- _MATERIAL SUPPLIED_:
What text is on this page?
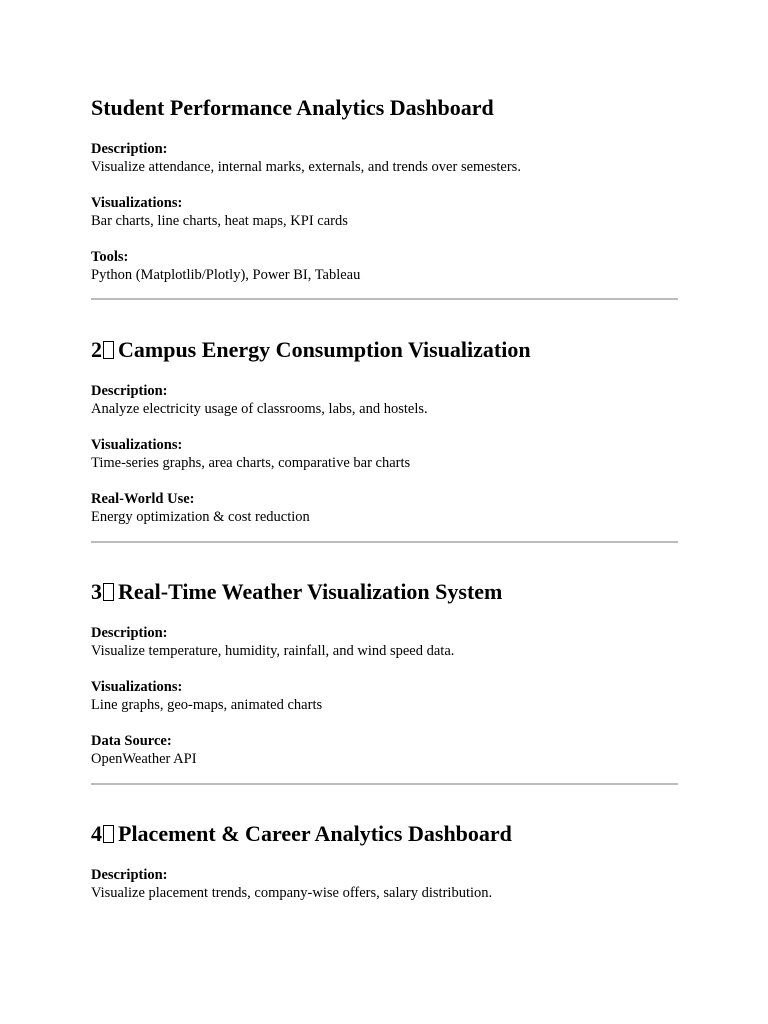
Student Performance Analytics Dashboard
Description:
Visualize attendance, internal marks, externals, and trends over semesters.
Visualizations:
Bar charts, line charts, heat maps, KPI cards
Tools:
Python (Matplotlib/Plotly), Power BI, Tableau
2 Campus Energy Consumption Visualization
Description:
Analyze electricity usage of classrooms, labs, and hostels.
Visualizations:
Time-series graphs, area charts, comparative bar charts
Real-World Use:
Energy optimization & cost reduction
3 Real-Time Weather Visualization System
Description:
Visualize temperature, humidity, rainfall, and wind speed data.
Visualizations:
Line graphs, geo-maps, animated charts
Data Source:
OpenWeather API
4 Placement & Career Analytics Dashboard
Description:
Visualize placement trends, company-wise offers, salary distribution.
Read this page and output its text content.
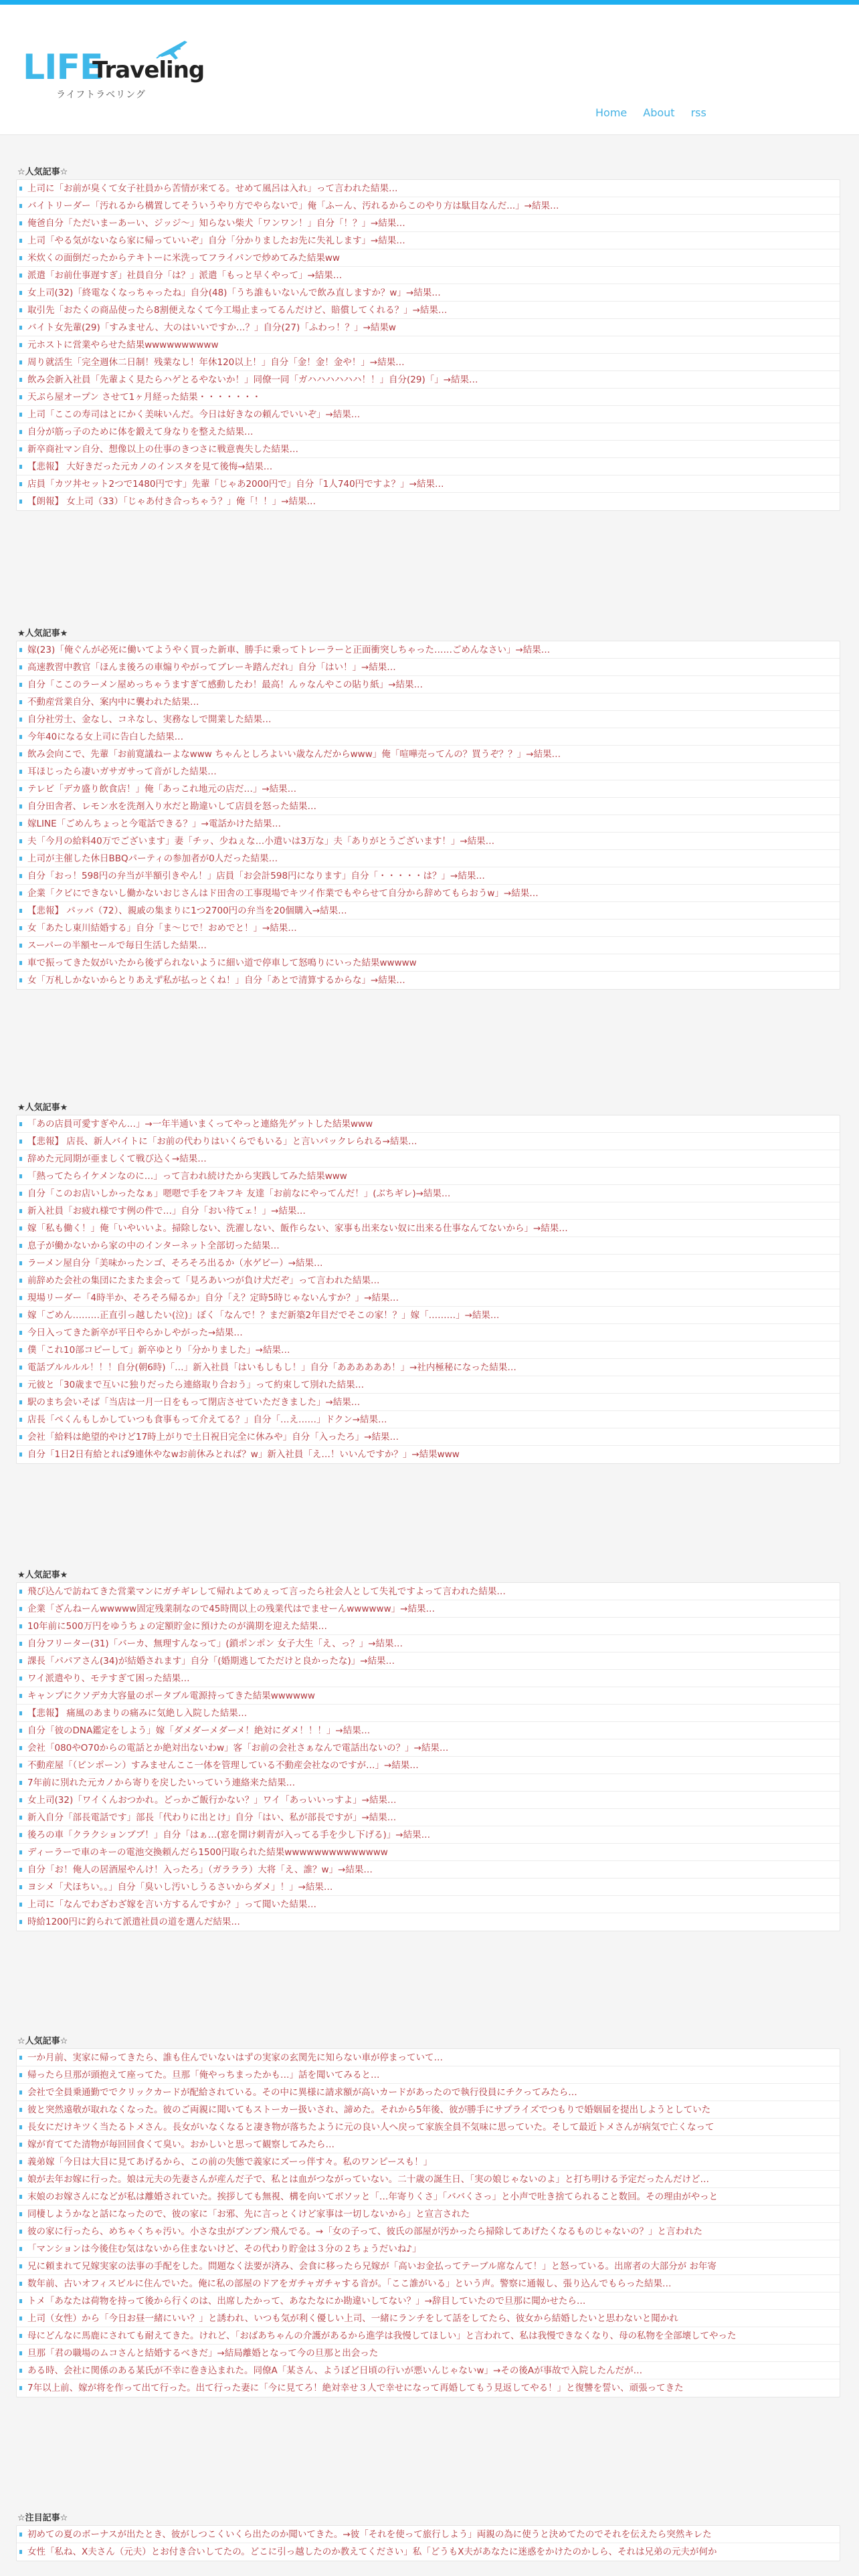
LIFE
Traveling
ライフトラベリング
Home About rss
☆人気記事☆
上司に「お前が臭くて女子社員から苦情が来てる。せめて風呂は入れ」って言われた結果…
バイトリーダー「汚れるから構置してそういうやり方でやらないで」俺「ふーん、汚れるからこのやり方は駄目なんだ...」→結果…
俺爸自分「ただいまーあーい、ジッジ～」知らない柴犬「ワンワン！」自分「！？」→結果…
上司「やる気がないなら家に帰っていいぞ」自分「分かりましたお先に失礼します」→結果…
米炊くの面倒だったからテキトーに米洗ってフライパンで炒めてみた結果ww
派遣「お前仕事遅すぎ」社員自分「は？」派遣「もっと早くやって」→結果…
女上司(32)「終電なくなっちゃったね」自分(48)「うち誰もいないんで飲み直しますか？w」→結果…
取引先「おたくの商品使ったら8割便えなくて今工場止まってるんだけど、賠償してくれる？」→結果…
バイト女先輩(29)「すみません、大のはいいですか…？」自分(27)「ふわっ！？」→結果w
元ホストに営業やらせた結果wwwwwwwwww
周り就活生「完全週休二日制！残業なし！年休120以上！」自分「金！金！金や！」→結果…
飲み会新入社員「先輩よく見たらハゲとるやないか！」同僚一同「ガハハハハハハ！！」自分(29)「」→結果…
天ぷら屋オープン させて1ヶ月経った結果・・・・・・・
上司「ここの寿司はとにかく美味いんだ。今日は好きなの頼んでいいぞ」→結果…
自分が筋っ子のために体を鍛えて身なりを整えた結果…
新卒商社マン自分、想像以上の仕事のきつさに戦意喪失した結果…
【悲報】 大好きだった元カノのインスタを見て後悔→結果…
店員「カツ丼セット2つで1480円です」先輩「じゃあ2000円で」自分「1人740円ですよ？」→結果…
【朗報】 女上司（33）「じゃあ付き合っちゃう？」俺「！！」→結果…
★人気記事★
嫁(23)「俺ぐんが必死に働いてようやく買った新車、勝手に乗ってトレーラーと正面衝突しちゃった……ごめんなさい」→結果…
高速教習中教官「ほんま後ろの車煽りやがってブレーキ踏んだれ」自分「はい！」→結果…
自分「ここのラーメン屋めっちゃうますぎて感動したわ！最高！んゥなんやこの貼り紙」→結果…
不動産営業自分、案内中に襲われた結果…
自分社労士、金なし、コネなし、実務なしで開業した結果…
今年40になる女上司に告白した結果…
飲み会向こで、先輩「お前寛議ねーよなwww ちゃんとしろよいい歳なんだからwww」俺「喧嘩売ってんの？買うぞ？？」→結果…
耳ほじったら凄いガサガサって音がした結果…
テレビ「デカ盛り飲食店！」俺「あっこれ地元の店だ…」→結果…
自分田舎者、レモン水を洗剤入り水だと勘違いして店員を怒った結果…
嫁LINE「ごめんちょっと今電話できる？」→電話かけた結果…
夫「今月の給料40万でございます」妻「チッ、少ねぇな…小遣いは3万な」夫「ありがとうございます！」→結果…
上司が主催した休日BBQパーティの参加者が0人だった結果…
自分「おっ！598円の弁当が半額引きやん！」店員「お会計598円になります」自分「・・・・・は？」→結果…
企業「クビにできないし働かないおじさんはド田舎の工事現場でキツイ作業でもやらせて自分から辞めてもらおうw」→結果…
【悲報】 パッパ（72）、親戚の集まりに1つ2700円の弁当を20個購入→結果…
女「あたし東川結婚する」自分「ま～じで！おめでと！」→結果…
スーパーの半額セールで毎日生活した結果…
車で振ってきた奴がいたから後ずられないように細い道で停車して怒鳴りにいった結果wwwww
女「万札しかないからとりあえず私が払っとくね！」自分「あとで清算するからな」→結果…
★人気記事★
「あの店員可愛すぎやん…」→一年半通いまくってやっと連絡先ゲットした結果www
【悲報】 店長、新人バイトに「お前の代わりはいくらでもいる」と言いパックレられる→結果…
辞めた元同期が亜ましくて戦び込く→結果…
「熱ってたらイケメンなのに…」って言われ続けたから実践してみた結果www
自分「このお店いしかったなぁ」嗯嗯で手をフキフキ 友達「お前なにやってんだ！」(ぶちギレ)→結果…
新入社員「お疲れ様です例の件で…」自分「おい待てェ！」→結果…
嫁「私も働く！」俺「いやいいよ。掃除しない、洗濯しない、飯作らない、家事も出来ない奴に出来る仕事なんてないから」→結果…
息子が働かないから家の中のインターネット全部切った結果…
ラーメン屋自分「美味かったンゴ、そろそろ出るか（水ゲビー）→結果…
前辞めた会社の集団にたまたま会って「見ろあいつが負け犬だぞ」って言われた結果…
現場リーダー「4時半か、そろそろ帰るか」自分「え？定時5時じゃないんすか？」→結果…
嫁「ごめん………正直引っ越したい(泣)」ぼく「なんで！？まだ新築2年目だでそこの家！？」嫁「………」→結果…
今日入ってきた新卒が平日やらかしやがった→結果…
僕「これ10部コピーして」新卒ゆとり「分かりました」→結果…
電話ブルルルル！！！自分(朝6時)「…」新入社員「はいもしもし！」自分「ああああああ！」→社内極秘になった結果…
元彼と「30歳まで互いに独りだったら連絡取り合おう」って約束して別れた結果…
駅のまち会いそば「当店は一月一日をもって閉店させていただきました」→結果…
店長「ぺくんもしかしていつも食事もって介えてる？」自分「…え……」ドクン→結果…
会社「給料は絶望的やけど17時上がりで土日祝日完全に休みや」自分「入ったろ」→結果…
自分「1日2日有給とれば9連休やなwお前休みとれば？w」新入社員「え…！いいんですか？」→結果www
★人気記事★
飛び込んで訪ねてきた営業マンにガチギレして帰れよてめぇって言ったら社会人として失礼ですよって言われた結果…
企業「ざんねーんwwwww固定残業制なので45時間以上の残業代はでませーんwwwwww」→結果…
10年前に500万円をゆうちょの定額貯金に預けたのが満期を迎えた結果…
自分フリーター(31)「バーカ、無理すんなって」(鎖ポンポン 女子大生「え、っ？」→結果…
課長「パパアさん(34)が結婚されます」自分「(婚期逃してただけと良かったな)」→結果…
ワイ派遣やり、モテすぎて困った結果…
キャンプにクソデカ大容量のポータブル電源持ってきた結果wwwwww
【悲報】 痛風のあまりの痛みに気絶し入院した結果…
自分「彼のDNA鑑定をしよう」嫁「ダメダーメダーメ！絶対にダメ！！！」→結果…
会社「080やO70からの電話とか絶対出ないわw」客「お前の会社さぁなんで電話出ないの？」→結果…
不動産屋「（ピンポーン）すみませんここ一体を管理している不動産会社なのですが…」→結果…
7年前に別れた元カノから寄りを戻したいっていう連絡来た結果…
女上司(32)「ワイくんおつかれ。どっかご飯行かない？」ワイ「あっいいっすよ」→結果…
新入自分「部長電話です」部長「代わりに出とけ」自分「はい、私が部長ですが」→結果…
後ろの車「クラクションブブ！」自分「はぁ…(窓を開け刺青が入ってる手を少し下げる)」→結果…
ディーラーで車のキーの電池交換頼んだら1500円取られた結果wwwwwwwwwwwwww
自分「お！俺人の居酒屋やんけ！入ったろ」（ガラララ）大将「え、誰？w」→結果…
ヨシメ「犬ほちい。。」自分「臭いし汚いしうるさいからダメ」！」→結果…
上司に「なんでわざわざ嫁を言い方するんですか？」って聞いた結果…
時給1200円に釣られて派遣社員の道を選んだ結果…
☆人気記事☆
一か月前、実家に帰ってきたら、誰も住んでいないはずの実家の玄関先に知らない車が停まっていて…
帰ったら旦那が頭抱えて座ってた。旦那「俺やっちまったかも…」話を聞いてみると…
会社で全員乗通勤ででクリックカードが配給されている。その中に異様に請求額が高いカードがあったので執行役員にチクってみたら…
彼と突然遠敬が取れなくなった。彼のご両親に聞いてもストーカー扱いされ、諦めた。それから5年後、彼が勝手にサプライズでつもりで婚姻届を提出しようとしていた
長女にだけキツく当たるトメさん。長女がいなくなると凄き物が落ちたように元の良い人へ戻って家族全員不気味に思っていた。そして最近トメさんが病気で亡くなって
嫁が育ててた清物が毎回回食くて臭い。おかしいと思って観察してみたら…
義弟嫁「今日は大目に見てあげるから、この前の失態で義家にズーっ伴す々。私のワンピースも！」
娘が去年お嫁に行った。娘は元夫の先妻さんが産んだ子で、私とは血がつながっていない。二十歳の誕生日、「実の娘じゃないのよ」と打ち明ける予定だったんだけど…
末娘のお嫁さんになどが私は離婚されていた。挨拶しても無視、構を向いてボソッと「…年寄りくさ」「ババくさっ」と小声で吐き捨てられること数回。その理由がやっと
同棲しようかなと話になったので、彼の家に「お邪、先に言っとくけど家事は一切しないから」と宣言された
彼の家に行ったら、めちゃくちゃ汚い。小さな虫がブンブン飛んでる。→「女の子って、彼氏の部屋が汚かったら掃除してあげたくなるものじゃないの？」と言われた
「マンションは今後住む気はないから住まないけど、その代わり貯金は３分の２ちょうだいね♪」
兄に頼まれて兄嫁実家の法事の手配をした。問題なく法要が済み、会食に移ったら兄嫁が「高いお金払ってテーブル席なんて！」と怒っている。出席者の大部分が お年寄
数年前、古いオフィスビルに住んでいた。俺に私の部屋のドアをガチャガチャする音が。「ここ誰がいる」という声。警察に通報し、張り込んでもらった結果…
トメ「あなたは荷物を持って後から行くのは、出席したかって、あなたなにか勘違いしてない？」→辞目していたので旦那に聞かせたら…
上司（女性）から「今日お昼一緒にいい？」と誘われ、いつも気が利く優しい上司、一緒にランチをして話をしてたら、彼女から結婚したいと思わないと聞かれ
母にどんなに馬鹿にされても耐えてきた。けれど、「おばあちゃんの介護があるから進学は我慢してほしい」と言われて、私は我慢できなくなり、母の私物を全部壊してやった
旦那「君の職場のムコさんと結婚するべきだ」→結局離婚となって今の旦那と出会った
ある時、会社に関係のある某氏が不幸に巻き込まれた。同僚A「某さん、ようぼど日頃の行いが悪いんじゃないw」→その後Aが事故で入院したんだが…
7年以上前、嫁が将を作って出て行った。出て行った妻に「今に見てろ！絶対幸せ３人で幸せになって再婚してもう見返してやる！」と復讐を誓い、頑張ってきた
☆注目記事☆
初めての夏のボーナスが出たとき、彼がしつこくいくら出たのか聞いてきた。→彼「それを使って旅行しよう」両親の為に使うと決めてたのでそれを伝えたら突然キレた
女性「私ね、X夫さん（元夫）とお付き合いしてたの。どこに引っ越したのか教えてください」私「どうもX夫があなたに迷惑をかけたのかしら、それは兄弟の元夫が何か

- _WHAT IS REQUIRED_: Gather up the lines that contain the word "graphs".

- _RESULT BELOW_:
Time-series graphs, area charts, comparative bar charts
Line graphs, geo-maps, animated charts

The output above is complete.